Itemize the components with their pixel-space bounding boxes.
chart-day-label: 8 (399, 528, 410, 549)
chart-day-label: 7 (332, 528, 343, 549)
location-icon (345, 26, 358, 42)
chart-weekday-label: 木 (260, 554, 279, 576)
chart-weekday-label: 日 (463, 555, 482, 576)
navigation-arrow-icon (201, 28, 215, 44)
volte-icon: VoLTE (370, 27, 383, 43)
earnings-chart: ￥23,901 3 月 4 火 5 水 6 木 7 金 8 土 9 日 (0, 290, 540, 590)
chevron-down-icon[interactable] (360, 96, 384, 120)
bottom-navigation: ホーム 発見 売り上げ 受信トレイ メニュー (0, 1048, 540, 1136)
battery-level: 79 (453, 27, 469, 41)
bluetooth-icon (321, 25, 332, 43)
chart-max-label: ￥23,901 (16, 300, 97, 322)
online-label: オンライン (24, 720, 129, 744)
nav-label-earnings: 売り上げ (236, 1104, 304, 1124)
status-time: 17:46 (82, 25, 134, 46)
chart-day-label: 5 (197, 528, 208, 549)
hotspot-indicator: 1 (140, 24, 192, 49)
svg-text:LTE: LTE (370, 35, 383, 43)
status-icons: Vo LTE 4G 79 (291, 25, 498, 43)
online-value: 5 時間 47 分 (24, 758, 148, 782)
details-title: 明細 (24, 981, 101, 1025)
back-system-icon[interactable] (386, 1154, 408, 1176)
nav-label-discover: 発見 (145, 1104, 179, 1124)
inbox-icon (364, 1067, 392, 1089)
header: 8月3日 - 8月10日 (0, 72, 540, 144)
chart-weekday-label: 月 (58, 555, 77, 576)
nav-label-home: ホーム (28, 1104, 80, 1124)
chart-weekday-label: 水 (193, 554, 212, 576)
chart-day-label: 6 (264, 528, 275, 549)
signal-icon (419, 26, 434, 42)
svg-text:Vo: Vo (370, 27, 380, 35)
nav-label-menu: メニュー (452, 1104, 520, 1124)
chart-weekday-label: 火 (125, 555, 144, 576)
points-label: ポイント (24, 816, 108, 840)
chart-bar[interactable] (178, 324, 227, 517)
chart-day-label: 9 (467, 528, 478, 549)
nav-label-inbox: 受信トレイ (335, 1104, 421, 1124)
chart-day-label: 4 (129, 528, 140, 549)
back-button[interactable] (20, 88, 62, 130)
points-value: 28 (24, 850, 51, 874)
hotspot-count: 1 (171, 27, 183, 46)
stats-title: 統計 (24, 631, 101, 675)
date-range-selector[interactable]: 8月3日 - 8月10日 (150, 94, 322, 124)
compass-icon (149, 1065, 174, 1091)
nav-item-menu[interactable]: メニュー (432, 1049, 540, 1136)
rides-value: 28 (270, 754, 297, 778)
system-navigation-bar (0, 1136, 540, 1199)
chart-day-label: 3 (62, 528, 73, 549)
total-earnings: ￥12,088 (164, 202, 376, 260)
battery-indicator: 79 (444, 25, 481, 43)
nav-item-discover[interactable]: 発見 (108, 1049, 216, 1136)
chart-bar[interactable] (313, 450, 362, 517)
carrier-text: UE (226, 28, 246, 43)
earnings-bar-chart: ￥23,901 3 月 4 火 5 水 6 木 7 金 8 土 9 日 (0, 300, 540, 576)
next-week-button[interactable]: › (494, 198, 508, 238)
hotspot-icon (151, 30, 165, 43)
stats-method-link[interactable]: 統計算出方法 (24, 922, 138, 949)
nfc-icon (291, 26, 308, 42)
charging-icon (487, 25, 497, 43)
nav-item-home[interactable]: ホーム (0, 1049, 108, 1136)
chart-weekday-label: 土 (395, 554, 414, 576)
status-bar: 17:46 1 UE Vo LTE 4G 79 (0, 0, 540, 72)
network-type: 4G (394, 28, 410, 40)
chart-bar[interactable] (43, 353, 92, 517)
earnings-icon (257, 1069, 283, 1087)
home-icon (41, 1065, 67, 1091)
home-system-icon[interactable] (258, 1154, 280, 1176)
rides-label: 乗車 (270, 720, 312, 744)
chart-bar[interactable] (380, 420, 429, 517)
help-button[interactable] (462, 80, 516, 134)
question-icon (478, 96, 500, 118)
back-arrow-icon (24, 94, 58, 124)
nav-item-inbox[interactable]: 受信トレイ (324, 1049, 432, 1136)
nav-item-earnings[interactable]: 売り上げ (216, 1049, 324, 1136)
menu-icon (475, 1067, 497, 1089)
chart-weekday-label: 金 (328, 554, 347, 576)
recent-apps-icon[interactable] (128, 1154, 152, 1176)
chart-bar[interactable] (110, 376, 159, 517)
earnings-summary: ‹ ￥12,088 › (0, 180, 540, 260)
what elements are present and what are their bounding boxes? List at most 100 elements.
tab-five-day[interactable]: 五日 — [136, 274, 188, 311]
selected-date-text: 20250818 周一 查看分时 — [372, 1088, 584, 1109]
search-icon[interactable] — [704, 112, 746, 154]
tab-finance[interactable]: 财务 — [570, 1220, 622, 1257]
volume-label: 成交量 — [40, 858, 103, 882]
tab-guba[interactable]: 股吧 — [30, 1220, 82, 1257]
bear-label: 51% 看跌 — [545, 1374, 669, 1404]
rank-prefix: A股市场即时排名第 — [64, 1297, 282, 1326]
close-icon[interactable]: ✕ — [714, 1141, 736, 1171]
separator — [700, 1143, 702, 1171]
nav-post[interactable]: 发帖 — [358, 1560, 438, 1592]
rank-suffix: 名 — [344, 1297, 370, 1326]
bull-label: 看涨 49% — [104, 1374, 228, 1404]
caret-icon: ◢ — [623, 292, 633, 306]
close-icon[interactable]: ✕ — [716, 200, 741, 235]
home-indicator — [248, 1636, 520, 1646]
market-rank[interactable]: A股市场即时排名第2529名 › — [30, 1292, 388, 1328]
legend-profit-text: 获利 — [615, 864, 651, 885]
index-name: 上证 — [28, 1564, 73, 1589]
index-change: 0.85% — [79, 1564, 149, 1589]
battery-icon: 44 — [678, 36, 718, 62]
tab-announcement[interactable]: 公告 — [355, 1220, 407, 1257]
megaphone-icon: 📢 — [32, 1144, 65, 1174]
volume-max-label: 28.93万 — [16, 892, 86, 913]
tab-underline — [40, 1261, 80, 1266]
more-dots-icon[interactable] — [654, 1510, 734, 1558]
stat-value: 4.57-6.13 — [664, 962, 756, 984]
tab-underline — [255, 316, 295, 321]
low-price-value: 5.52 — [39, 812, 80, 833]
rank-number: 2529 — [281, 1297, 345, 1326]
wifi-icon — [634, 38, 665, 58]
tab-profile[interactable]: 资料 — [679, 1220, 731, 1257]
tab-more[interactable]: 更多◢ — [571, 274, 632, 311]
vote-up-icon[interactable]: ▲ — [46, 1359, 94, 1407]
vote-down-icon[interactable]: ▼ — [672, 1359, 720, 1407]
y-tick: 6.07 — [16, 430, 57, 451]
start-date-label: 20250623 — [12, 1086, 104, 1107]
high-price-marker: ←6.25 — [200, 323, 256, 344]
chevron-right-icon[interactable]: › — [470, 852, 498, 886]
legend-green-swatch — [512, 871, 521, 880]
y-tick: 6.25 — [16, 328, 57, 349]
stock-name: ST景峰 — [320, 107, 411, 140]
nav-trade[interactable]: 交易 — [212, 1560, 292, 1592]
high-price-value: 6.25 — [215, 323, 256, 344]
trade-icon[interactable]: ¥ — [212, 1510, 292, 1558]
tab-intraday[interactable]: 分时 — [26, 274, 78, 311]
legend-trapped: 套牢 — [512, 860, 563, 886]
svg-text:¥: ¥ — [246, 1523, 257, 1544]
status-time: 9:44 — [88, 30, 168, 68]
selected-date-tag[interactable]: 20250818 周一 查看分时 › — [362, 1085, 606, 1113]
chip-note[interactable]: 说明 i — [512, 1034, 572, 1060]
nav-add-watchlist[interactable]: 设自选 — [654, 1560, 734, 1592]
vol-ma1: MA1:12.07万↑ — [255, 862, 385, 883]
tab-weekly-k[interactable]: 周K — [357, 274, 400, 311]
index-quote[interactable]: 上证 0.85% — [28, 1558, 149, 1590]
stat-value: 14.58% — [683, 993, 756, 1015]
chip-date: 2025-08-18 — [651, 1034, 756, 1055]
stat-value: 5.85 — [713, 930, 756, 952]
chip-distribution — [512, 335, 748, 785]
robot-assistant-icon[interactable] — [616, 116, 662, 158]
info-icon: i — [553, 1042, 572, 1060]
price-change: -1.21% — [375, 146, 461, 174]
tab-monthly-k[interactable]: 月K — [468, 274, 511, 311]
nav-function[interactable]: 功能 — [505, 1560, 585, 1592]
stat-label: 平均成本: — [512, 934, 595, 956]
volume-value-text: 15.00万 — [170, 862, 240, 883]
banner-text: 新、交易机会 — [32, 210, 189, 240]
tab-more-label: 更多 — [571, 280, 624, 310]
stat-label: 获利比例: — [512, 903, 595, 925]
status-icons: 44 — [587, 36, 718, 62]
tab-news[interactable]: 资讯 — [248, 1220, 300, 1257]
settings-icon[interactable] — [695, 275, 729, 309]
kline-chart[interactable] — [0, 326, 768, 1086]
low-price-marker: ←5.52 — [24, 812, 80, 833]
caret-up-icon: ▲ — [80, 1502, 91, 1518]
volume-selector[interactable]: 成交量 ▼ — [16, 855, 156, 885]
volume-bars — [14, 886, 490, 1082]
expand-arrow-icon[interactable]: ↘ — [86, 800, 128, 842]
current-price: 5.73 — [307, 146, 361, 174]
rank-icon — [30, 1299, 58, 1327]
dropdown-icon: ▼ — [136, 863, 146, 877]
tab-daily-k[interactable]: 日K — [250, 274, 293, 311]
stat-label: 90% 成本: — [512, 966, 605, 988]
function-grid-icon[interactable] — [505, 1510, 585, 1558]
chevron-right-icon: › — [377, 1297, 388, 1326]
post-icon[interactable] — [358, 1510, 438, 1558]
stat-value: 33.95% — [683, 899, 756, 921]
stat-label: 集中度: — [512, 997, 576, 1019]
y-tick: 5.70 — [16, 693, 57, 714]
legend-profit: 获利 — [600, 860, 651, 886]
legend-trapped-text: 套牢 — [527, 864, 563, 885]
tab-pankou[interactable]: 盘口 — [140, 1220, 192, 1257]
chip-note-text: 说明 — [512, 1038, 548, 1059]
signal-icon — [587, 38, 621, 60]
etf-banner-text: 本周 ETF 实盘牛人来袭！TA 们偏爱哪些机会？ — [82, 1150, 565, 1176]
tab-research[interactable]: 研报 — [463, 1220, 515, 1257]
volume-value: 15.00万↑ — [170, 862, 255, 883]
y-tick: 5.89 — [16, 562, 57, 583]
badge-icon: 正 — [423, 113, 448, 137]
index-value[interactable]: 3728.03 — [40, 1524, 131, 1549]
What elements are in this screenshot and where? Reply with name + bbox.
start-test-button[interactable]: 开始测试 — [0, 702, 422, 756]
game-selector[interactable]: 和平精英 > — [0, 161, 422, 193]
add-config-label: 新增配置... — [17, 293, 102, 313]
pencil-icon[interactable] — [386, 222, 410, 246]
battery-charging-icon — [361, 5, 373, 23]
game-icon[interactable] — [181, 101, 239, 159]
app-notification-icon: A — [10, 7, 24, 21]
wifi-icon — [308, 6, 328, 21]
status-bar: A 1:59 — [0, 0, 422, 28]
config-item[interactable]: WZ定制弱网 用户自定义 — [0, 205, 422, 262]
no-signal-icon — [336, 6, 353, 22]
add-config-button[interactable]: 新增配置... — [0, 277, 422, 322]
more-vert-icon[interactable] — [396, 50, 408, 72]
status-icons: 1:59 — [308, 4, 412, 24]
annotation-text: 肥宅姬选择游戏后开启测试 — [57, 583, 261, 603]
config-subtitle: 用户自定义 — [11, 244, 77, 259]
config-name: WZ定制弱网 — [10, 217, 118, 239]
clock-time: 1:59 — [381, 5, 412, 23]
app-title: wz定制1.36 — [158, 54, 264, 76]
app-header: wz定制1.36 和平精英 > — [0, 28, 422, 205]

● Your instructions:
Return the stretch from the start of the rows through the line that contains "date-range-selector[interactable]: 8月3日 - 8月10日", reproducing each line precisely as it appears.

● Reply to the task:
Itemize the components with their pixel-space bounding boxes.
chart-day-label: 8 (399, 528, 410, 549)
chart-day-label: 7 (332, 528, 343, 549)
location-icon (345, 26, 358, 42)
chart-weekday-label: 木 (260, 554, 279, 576)
chart-weekday-label: 日 (463, 555, 482, 576)
navigation-arrow-icon (201, 28, 215, 44)
volte-icon: VoLTE (370, 27, 383, 43)
earnings-chart: ￥23,901 3 月 4 火 5 水 6 木 7 金 8 土 9 日 (0, 290, 540, 590)
chevron-down-icon[interactable] (360, 96, 384, 120)
bottom-navigation: ホーム 発見 売り上げ 受信トレイ メニュー (0, 1048, 540, 1136)
battery-level: 79 (453, 27, 469, 41)
bluetooth-icon (321, 25, 332, 43)
chart-max-label: ￥23,901 (16, 300, 97, 322)
online-label: オンライン (24, 720, 129, 744)
nav-label-earnings: 売り上げ (236, 1104, 304, 1124)
status-time: 17:46 (82, 25, 134, 46)
chart-day-label: 5 (197, 528, 208, 549)
hotspot-indicator: 1 (140, 24, 192, 49)
svg-text:LTE: LTE (370, 35, 383, 43)
status-icons: Vo LTE 4G 79 (291, 25, 498, 43)
online-value: 5 時間 47 分 (24, 758, 148, 782)
details-title: 明細 (24, 981, 101, 1025)
back-system-icon[interactable] (386, 1154, 408, 1176)
nav-label-discover: 発見 (145, 1104, 179, 1124)
inbox-icon (364, 1067, 392, 1089)
header: 8月3日 - 8月10日 (0, 72, 540, 144)
chart-weekday-label: 月 (58, 555, 77, 576)
nav-label-home: ホーム (28, 1104, 80, 1124)
chart-weekday-label: 水 (193, 554, 212, 576)
chart-day-label: 6 (264, 528, 275, 549)
signal-icon (419, 26, 434, 42)
svg-text:Vo: Vo (370, 27, 380, 35)
nav-label-menu: メニュー (452, 1104, 520, 1124)
chart-weekday-label: 火 (125, 555, 144, 576)
points-label: ポイント (24, 816, 108, 840)
chart-bar[interactable] (178, 324, 227, 517)
chart-day-label: 9 (467, 528, 478, 549)
nav-label-inbox: 受信トレイ (335, 1104, 421, 1124)
chart-day-label: 4 (129, 528, 140, 549)
back-button[interactable] (20, 88, 62, 130)
points-value: 28 (24, 850, 51, 874)
hotspot-count: 1 (171, 27, 183, 46)
stats-title: 統計 (24, 631, 101, 675)
date-range-selector[interactable]: 8月3日 - 8月10日 (150, 94, 322, 124)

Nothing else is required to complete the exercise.